**Information supplied**:
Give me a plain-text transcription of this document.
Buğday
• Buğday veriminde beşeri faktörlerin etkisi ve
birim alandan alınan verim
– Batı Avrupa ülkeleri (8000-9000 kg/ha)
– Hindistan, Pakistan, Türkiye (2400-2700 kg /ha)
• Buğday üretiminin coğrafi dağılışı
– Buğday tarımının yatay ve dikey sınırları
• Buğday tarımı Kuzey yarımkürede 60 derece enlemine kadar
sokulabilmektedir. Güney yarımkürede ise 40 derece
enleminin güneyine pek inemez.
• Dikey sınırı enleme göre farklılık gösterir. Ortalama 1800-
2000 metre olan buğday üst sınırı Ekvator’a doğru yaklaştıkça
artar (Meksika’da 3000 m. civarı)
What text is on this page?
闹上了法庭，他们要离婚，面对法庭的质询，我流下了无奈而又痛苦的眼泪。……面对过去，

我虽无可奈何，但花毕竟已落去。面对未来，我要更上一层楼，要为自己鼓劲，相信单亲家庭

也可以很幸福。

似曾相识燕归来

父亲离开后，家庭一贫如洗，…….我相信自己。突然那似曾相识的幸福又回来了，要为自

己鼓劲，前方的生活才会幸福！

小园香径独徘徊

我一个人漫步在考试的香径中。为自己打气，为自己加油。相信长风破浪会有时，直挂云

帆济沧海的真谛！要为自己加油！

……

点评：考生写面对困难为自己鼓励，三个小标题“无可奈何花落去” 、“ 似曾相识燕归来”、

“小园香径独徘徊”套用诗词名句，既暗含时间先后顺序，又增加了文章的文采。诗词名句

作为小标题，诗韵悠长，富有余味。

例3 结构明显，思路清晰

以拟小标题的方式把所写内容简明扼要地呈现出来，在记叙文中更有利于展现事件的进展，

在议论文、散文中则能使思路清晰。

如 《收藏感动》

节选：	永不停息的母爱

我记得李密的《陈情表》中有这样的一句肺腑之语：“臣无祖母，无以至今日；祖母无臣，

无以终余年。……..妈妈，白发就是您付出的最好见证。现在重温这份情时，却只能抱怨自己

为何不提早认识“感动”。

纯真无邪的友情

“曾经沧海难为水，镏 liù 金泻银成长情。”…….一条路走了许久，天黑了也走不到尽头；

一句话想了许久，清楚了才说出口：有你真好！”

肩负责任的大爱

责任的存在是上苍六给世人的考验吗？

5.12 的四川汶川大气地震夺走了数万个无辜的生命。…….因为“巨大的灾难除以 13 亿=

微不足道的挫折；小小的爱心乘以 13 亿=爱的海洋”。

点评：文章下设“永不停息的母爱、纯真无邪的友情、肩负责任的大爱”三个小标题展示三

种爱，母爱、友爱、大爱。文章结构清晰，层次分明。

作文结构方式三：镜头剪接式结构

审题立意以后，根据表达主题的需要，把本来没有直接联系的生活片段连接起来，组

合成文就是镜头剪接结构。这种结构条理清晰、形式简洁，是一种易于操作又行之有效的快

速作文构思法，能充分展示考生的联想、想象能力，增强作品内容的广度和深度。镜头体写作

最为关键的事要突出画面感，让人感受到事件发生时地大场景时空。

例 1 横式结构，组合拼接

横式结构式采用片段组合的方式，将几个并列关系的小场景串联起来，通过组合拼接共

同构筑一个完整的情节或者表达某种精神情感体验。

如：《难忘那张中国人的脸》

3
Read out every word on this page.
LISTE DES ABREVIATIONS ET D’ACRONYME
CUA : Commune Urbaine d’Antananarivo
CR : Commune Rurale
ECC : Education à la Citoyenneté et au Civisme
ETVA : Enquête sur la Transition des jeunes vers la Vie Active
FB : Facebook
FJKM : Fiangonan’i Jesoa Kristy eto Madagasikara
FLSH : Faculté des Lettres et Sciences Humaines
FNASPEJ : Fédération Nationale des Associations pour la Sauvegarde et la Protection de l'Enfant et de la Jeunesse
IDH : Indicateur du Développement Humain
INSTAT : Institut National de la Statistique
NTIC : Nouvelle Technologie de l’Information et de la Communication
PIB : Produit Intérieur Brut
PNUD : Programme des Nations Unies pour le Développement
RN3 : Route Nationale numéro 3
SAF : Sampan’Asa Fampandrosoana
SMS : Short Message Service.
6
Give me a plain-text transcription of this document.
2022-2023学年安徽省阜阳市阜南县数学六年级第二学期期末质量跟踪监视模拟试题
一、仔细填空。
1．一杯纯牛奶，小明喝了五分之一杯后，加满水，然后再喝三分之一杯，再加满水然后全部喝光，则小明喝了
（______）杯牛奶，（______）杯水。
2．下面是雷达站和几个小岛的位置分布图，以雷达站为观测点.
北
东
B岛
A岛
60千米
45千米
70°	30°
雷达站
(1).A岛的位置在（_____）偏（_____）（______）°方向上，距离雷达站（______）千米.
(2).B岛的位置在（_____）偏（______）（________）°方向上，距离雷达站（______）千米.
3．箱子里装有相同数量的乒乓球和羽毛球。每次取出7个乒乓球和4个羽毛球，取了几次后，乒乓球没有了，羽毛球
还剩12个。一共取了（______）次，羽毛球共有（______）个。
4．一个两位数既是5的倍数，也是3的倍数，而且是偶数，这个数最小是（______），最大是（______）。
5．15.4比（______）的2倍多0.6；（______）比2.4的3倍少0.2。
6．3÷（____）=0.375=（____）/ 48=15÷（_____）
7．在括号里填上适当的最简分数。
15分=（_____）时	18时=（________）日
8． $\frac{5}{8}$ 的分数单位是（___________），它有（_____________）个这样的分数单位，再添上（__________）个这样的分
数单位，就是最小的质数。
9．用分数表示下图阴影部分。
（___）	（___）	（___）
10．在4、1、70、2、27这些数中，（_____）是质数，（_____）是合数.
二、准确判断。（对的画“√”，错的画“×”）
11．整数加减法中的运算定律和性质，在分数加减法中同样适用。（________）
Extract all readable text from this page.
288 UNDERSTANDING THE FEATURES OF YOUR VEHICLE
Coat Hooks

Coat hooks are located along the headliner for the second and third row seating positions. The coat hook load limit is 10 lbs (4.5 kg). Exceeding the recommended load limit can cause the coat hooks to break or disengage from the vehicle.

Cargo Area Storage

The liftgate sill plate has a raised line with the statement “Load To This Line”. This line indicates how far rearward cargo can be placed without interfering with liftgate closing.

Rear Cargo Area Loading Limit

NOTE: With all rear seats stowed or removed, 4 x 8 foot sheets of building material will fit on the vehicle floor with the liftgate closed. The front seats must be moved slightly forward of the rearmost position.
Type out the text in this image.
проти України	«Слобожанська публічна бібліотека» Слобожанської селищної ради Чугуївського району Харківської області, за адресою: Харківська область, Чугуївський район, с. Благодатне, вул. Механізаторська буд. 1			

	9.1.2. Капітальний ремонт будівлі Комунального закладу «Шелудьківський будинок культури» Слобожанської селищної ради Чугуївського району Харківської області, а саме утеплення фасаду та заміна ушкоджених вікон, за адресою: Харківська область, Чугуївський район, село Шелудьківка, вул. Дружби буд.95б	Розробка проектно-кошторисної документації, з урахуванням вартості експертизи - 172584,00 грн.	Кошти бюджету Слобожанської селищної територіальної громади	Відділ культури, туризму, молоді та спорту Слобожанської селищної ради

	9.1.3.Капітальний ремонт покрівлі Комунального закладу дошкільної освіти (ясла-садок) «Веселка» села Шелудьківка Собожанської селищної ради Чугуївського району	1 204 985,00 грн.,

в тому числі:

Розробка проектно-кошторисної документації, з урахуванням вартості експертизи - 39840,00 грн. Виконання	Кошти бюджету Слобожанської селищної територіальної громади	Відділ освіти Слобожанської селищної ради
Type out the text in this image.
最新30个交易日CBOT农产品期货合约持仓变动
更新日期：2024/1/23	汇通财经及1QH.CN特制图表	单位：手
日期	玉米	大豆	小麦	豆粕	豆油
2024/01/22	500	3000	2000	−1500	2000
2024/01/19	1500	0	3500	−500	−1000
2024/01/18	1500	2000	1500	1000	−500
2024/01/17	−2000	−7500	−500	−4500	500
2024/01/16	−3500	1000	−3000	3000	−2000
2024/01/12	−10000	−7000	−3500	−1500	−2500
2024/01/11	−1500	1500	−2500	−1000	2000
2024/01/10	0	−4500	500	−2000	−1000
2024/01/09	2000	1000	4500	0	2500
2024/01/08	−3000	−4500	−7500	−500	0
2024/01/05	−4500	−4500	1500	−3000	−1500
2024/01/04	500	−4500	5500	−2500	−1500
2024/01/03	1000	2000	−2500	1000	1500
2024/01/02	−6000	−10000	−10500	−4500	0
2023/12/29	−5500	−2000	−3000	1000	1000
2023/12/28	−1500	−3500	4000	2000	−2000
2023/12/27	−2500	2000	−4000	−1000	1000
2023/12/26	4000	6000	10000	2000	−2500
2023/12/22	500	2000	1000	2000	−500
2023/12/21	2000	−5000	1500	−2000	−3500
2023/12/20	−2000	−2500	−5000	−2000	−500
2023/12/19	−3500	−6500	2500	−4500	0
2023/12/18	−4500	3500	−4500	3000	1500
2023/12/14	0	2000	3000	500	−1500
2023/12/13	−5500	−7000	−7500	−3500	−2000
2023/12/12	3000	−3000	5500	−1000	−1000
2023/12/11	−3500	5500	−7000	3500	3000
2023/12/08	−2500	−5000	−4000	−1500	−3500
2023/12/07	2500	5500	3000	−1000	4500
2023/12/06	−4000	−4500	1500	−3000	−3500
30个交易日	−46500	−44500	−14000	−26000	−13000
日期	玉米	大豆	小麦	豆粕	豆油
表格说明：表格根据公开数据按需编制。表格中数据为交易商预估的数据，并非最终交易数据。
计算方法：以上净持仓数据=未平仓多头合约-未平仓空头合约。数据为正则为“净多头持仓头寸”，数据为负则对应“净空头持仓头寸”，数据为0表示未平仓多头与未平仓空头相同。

**What to do**: Copy out every line with the word "from".

**Completed exercise**:
Extract all readable text from this page.
Coat hooks are located along the headliner for the second and third row seating positions. The coat hook load limit is 10 lbs (4.5 kg). Exceeding the recommended load limit can cause the coat hooks to break or disengage from the vehicle.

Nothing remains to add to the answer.